### Directions
Look through the data below and return each line where "JSON" appears.

[Dataset items]
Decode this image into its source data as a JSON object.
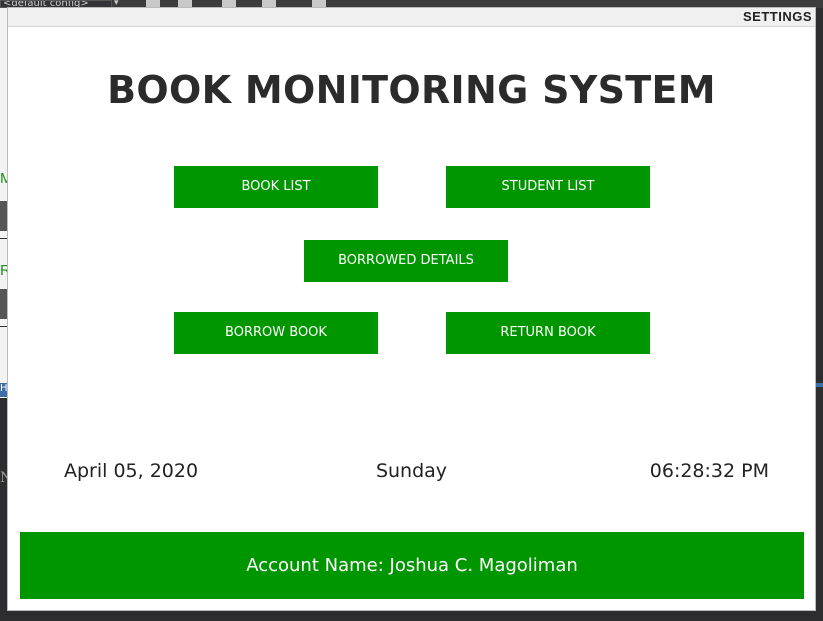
{
  "ide": {
    "config_combo": "<default config>",
    "left_letters": [
      "M",
      "R"
    ],
    "left_blue_letter": "H",
    "left_lower_letter": "N"
  },
  "window": {
    "settings_label": "SETTINGS",
    "title": "BOOK MONITORING SYSTEM"
  },
  "buttons": {
    "book_list": "BOOK LIST",
    "student_list": "STUDENT LIST",
    "borrowed_details": "BORROWED DETAILS",
    "borrow_book": "BORROW BOOK",
    "return_book": "RETURN BOOK"
  },
  "status": {
    "date": "April 05, 2020",
    "day": "Sunday",
    "time": "06:28:32 PM"
  },
  "footer": {
    "account_name": "Account Name: Joshua C. Magoliman"
  },
  "colors": {
    "button_green": "#009600",
    "title_text": "#2b2b2b"
  }
}
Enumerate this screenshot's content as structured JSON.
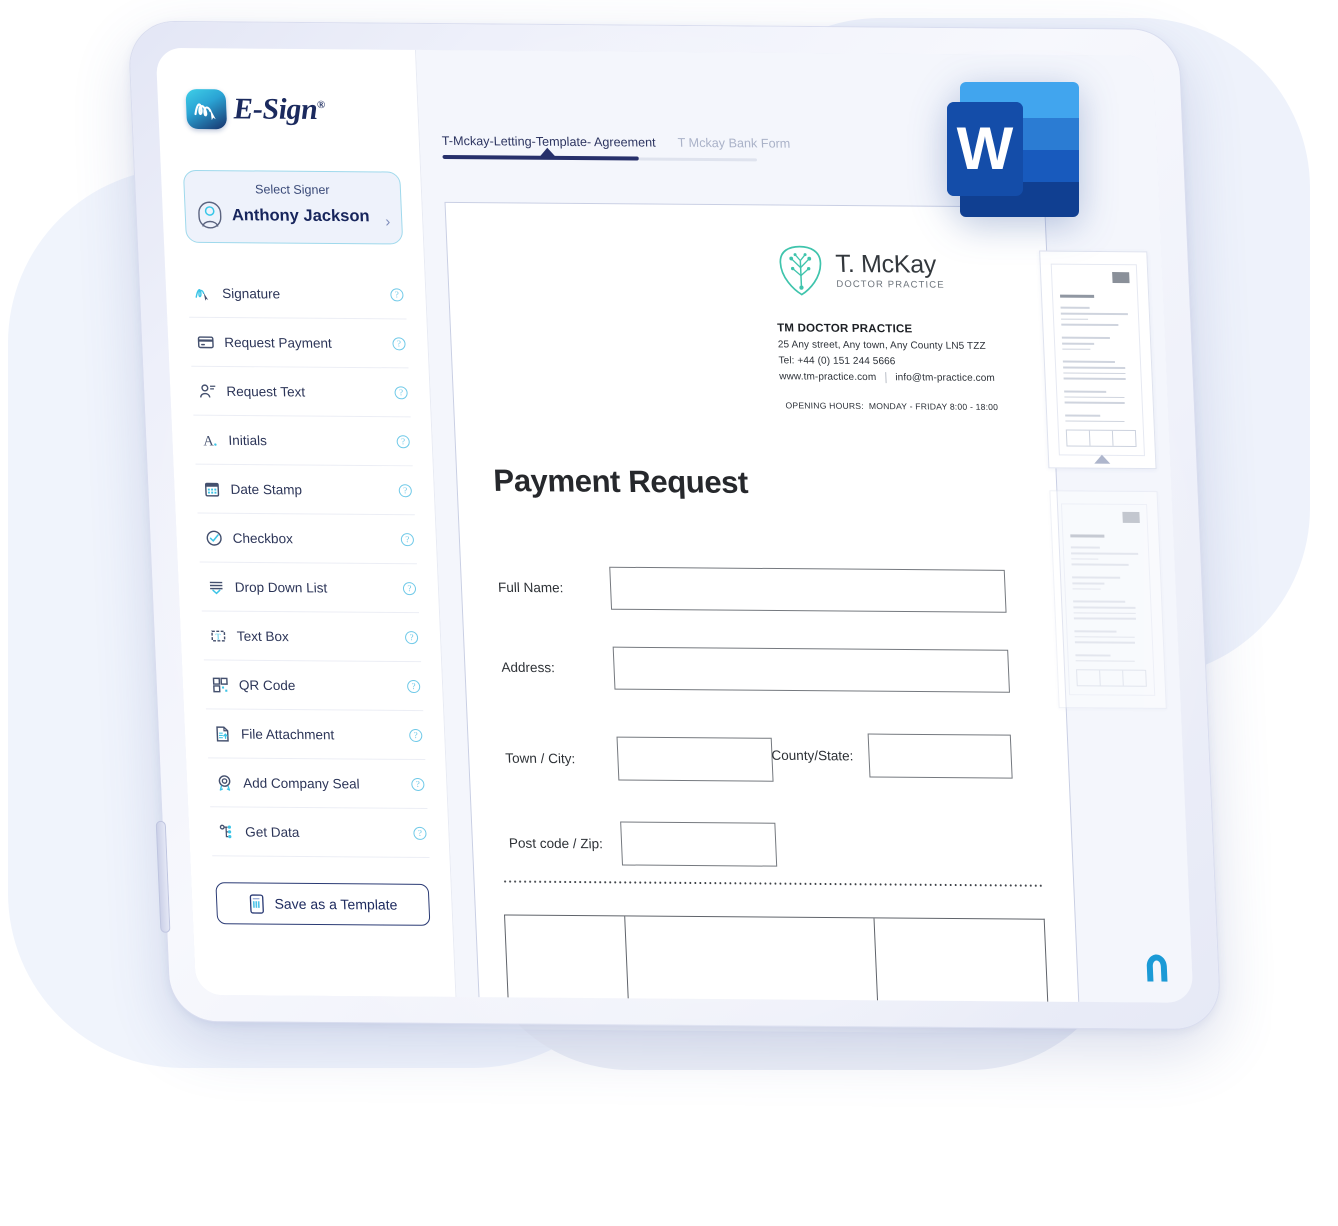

### Solution to this problem
Decode this image into its source data as a JSON object.
Enumerate this screenshot's content as structured JSON.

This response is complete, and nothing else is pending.